This determines the static analysis and type inference, as well as the dynamic semantics.

Discussion

This is a tiny piece of syntactic sugar, but it might be justified by (1) the expected widespread usage, and (2) the standardization effect (which allows developers to read a function at a glance because the chosen parameter name is immediately recognized).

An argument against having this abbreviation is that it creates yet another meaning for an already very frequently seen construct, the { ... } block. The usage of => e might be less confusing in this respect, because the token => already serves to indicate that "this is a function literal".

The proposal makes {...} mean () {...} in the case when there is no context type or only a loose one like dynamic, and it only means (it) {...} when the context type is a function type with one positional parameter. We could easily have chosen the opposite, but the given choice is motivated by the typing properties:

If we make the opposite choice (such that {...} "by default" means (it) {...}), and the context type is Function or any top type (e.g., dynamic) then the parameter it will get the type dynamic, and this is likely to introduce a large amount of dynamic typing in the body, silently.

When the context type doesn't match any of the cases mentioned above we will have a compile-time error. In that case the error message should explicitly say something like "the value expected here cannot be an abbreviated function literal". We may be able to say that the desugaring is undefined in this case, but it seems more practical to decide that {...} is desugared to a specific term with a specific type, such that we can emit the normal "isn't assignable to" error message as well.

We could support some other argument list shapes. For example, {...} could mean ({int a, double b}) {...} when the context type is T Function({int a, double b}), and we could in general handle named parameters, plus zero or one positional parameter (named it). However, it probably wouldn't be very easy to understand such a function body, because the declaration of the named parameters are not shown anywhere locally. Hence, no such mechanisms are included in this proposal.

Another thing to keep in mind is that it might be somewhat tricky to see exactly where any given occurrence of the identifier which is the name of the implicitly declared formal parameter is declared:

import 'lib.dart'; // Assume that `lib.dart` declares something named `it`.

main() {
  print({ it }); // Set literal containing `it` declared in 'lib.dart'.
  print({ it; }); // Function literal containing a no-op evaluation of its argument.
************
• **What is expected**:
In the discussion above, what type would the parameter `it` get if `{...}` meant `(it) {...}` by default and the context type were `Function`?
************
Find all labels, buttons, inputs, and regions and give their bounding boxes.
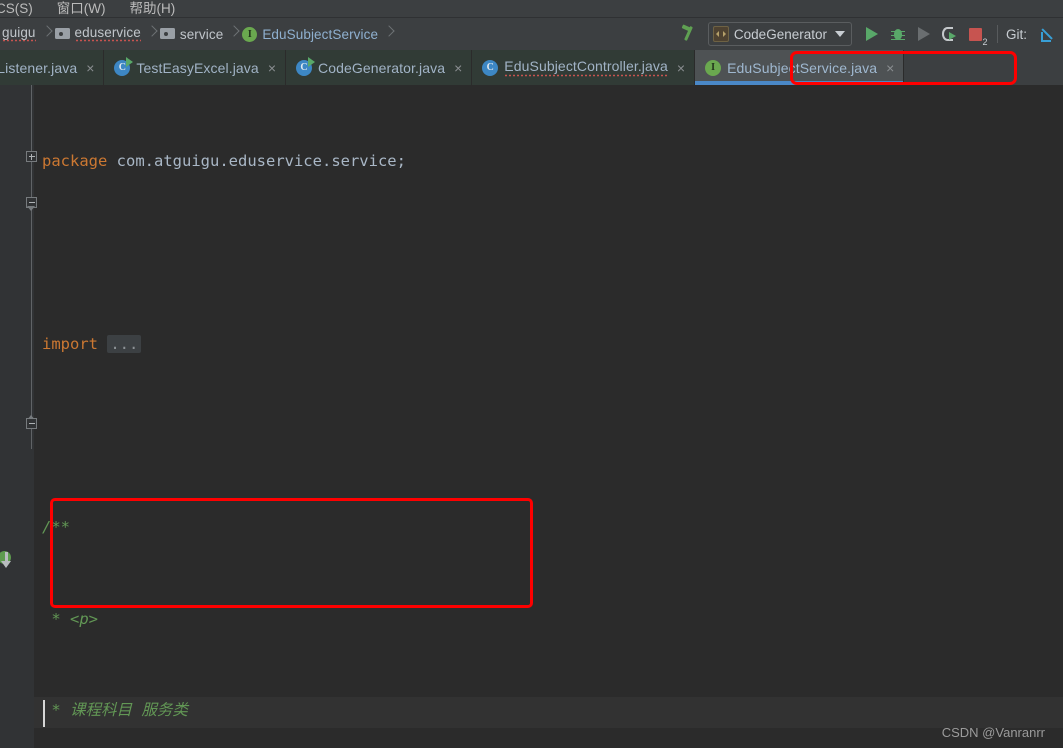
tab-label: CodeGenerator.java <box>318 59 446 76</box>
code-editor[interactable]: package com.atguigu.eduservice.service; … <box>0 85 1063 748</box>
runnable-class-icon: C <box>296 56 315 76</box>
breadcrumb-label: eduservice <box>74 24 141 44</box>
tab-codegenerator[interactable]: C CodeGenerator.java × <box>286 50 473 85</box>
stop-count-badge: 2 <box>982 36 988 47</box>
breadcrumb: guigu eduservice service I EduSubjectSer… <box>0 18 395 50</box>
class-icon: C <box>482 59 499 76</box>
hammer-icon <box>680 25 698 43</box>
run-config-icon <box>712 26 729 42</box>
interface-icon: I <box>242 26 258 42</box>
tab-testeasyexcel[interactable]: C TestEasyExcel.java × <box>104 50 286 85</box>
interface-icon: I <box>705 59 722 76</box>
tab-label: TestEasyExcel.java <box>136 59 259 76</box>
run-button[interactable] <box>859 21 885 47</box>
git-update-button[interactable] <box>1035 21 1061 47</box>
fold-collapse-minus-icon[interactable] <box>26 197 37 211</box>
breadcrumb-separator-icon <box>147 18 158 50</box>
run-play-disabled-icon <box>917 27 930 41</box>
breadcrumb-label: EduSubjectService <box>262 26 379 42</box>
code-line-3: import ... <box>42 329 1042 360</box>
menu-item-cs[interactable]: CS(S) <box>0 0 45 17</box>
javadoc-description: * 课程科目 服务类 <box>51 701 188 719</box>
chevron-down-icon <box>834 31 845 37</box>
semicolon: ; <box>396 152 406 170</box>
tab-label: xcelListener.java <box>0 59 78 76</box>
breadcrumb-separator-icon <box>384 18 395 50</box>
collapsed-import-placeholder[interactable]: ... <box>107 335 142 353</box>
fold-collapse-minus-icon[interactable] <box>26 415 37 429</box>
tab-close-icon[interactable]: × <box>454 61 462 75</box>
code-line-6: * <p> <box>42 604 1042 635</box>
breadcrumb-separator-icon <box>229 18 240 50</box>
debug-button[interactable] <box>885 21 911 47</box>
package-path-1: com. <box>116 152 154 170</box>
implemented-by-arrow-icon[interactable] <box>0 549 20 571</box>
javadoc-open: /** <box>42 518 70 536</box>
tab-close-icon[interactable]: × <box>268 61 276 75</box>
intellij-idea-window: CS(S) 窗口(W) 帮助(H) guigu eduservice servi… <box>0 0 1063 748</box>
package-path-3: eduservice. <box>228 152 332 170</box>
watermark: CSDN @Vanranrr <box>941 725 1045 740</box>
breadcrumb-label: service <box>179 26 224 42</box>
stop-square-icon: 2 <box>969 27 987 47</box>
package-path-2: atguigu. <box>154 152 229 170</box>
menu-item-help[interactable]: 帮助(H) <box>117 0 187 17</box>
tab-close-icon[interactable]: × <box>677 61 685 75</box>
runnable-class-icon: C <box>114 56 134 76</box>
fold-expand-plus-icon[interactable] <box>26 151 37 162</box>
tab-close-icon[interactable]: × <box>886 61 894 75</box>
tab-label: EduSubjectService.java <box>727 59 878 76</box>
git-update-arrow-icon <box>1040 26 1057 43</box>
toolbar-divider <box>996 25 998 43</box>
breadcrumb-label: guigu <box>2 24 36 44</box>
package-path-4: service <box>331 152 397 170</box>
breadcrumb-item-edusubjectservice[interactable]: I EduSubjectService <box>240 18 384 50</box>
navigation-toolbar: guigu eduservice service I EduSubjectSer… <box>0 18 1063 50</box>
git-label: Git: <box>1005 26 1027 42</box>
fold-region-line <box>31 85 32 159</box>
tab-edusubjectcontroller[interactable]: C EduSubjectController.java × <box>472 50 696 85</box>
run-disabled-button <box>911 21 937 47</box>
keyword-import: import <box>42 335 98 353</box>
stop-button[interactable]: 2 <box>963 21 989 47</box>
tab-excellistener[interactable]: C xcelListener.java × <box>0 50 105 85</box>
tab-close-icon[interactable]: × <box>86 61 94 75</box>
run-toolbar: CodeGenerator 2 Git: <box>676 18 1063 50</box>
run-configuration-selector[interactable]: CodeGenerator <box>707 22 852 46</box>
run-play-icon <box>865 27 878 41</box>
menu-bar: CS(S) 窗口(W) 帮助(H) <box>0 0 1063 18</box>
keyword-package: package <box>42 152 108 170</box>
tab-label: EduSubjectController.java <box>504 58 668 77</box>
run-with-coverage-button[interactable] <box>937 21 963 47</box>
debug-bug-icon <box>890 27 905 42</box>
tab-edusubjectservice[interactable]: I EduSubjectService.java × <box>695 50 905 85</box>
breadcrumb-item-service[interactable]: service <box>158 18 229 50</box>
javadoc-p-open: * <p> <box>51 609 99 628</box>
run-with-coverage-icon <box>942 26 957 42</box>
code-line-1: package com.atguigu.eduservice.service; <box>42 146 1042 177</box>
breadcrumb-item-guigu[interactable]: guigu <box>0 18 42 50</box>
folder-icon <box>159 28 175 40</box>
code-line-5: /** <box>42 512 1042 543</box>
breadcrumb-item-eduservice[interactable]: eduservice <box>53 18 147 50</box>
code-line-7: * 课程科目 服务类 <box>42 695 1042 726</box>
menu-item-window[interactable]: 窗口(W) <box>45 0 118 17</box>
source-code[interactable]: package com.atguigu.eduservice.service; … <box>42 85 1042 748</box>
breadcrumb-separator-icon <box>42 18 53 50</box>
build-project-button[interactable] <box>676 21 702 47</box>
editor-tab-bar: C xcelListener.java × C TestEasyExcel.ja… <box>0 50 1063 85</box>
run-configuration-name: CodeGenerator <box>733 26 827 42</box>
folder-icon <box>54 28 70 40</box>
************
• **Exercise result**:
It would get the type `dynamic`.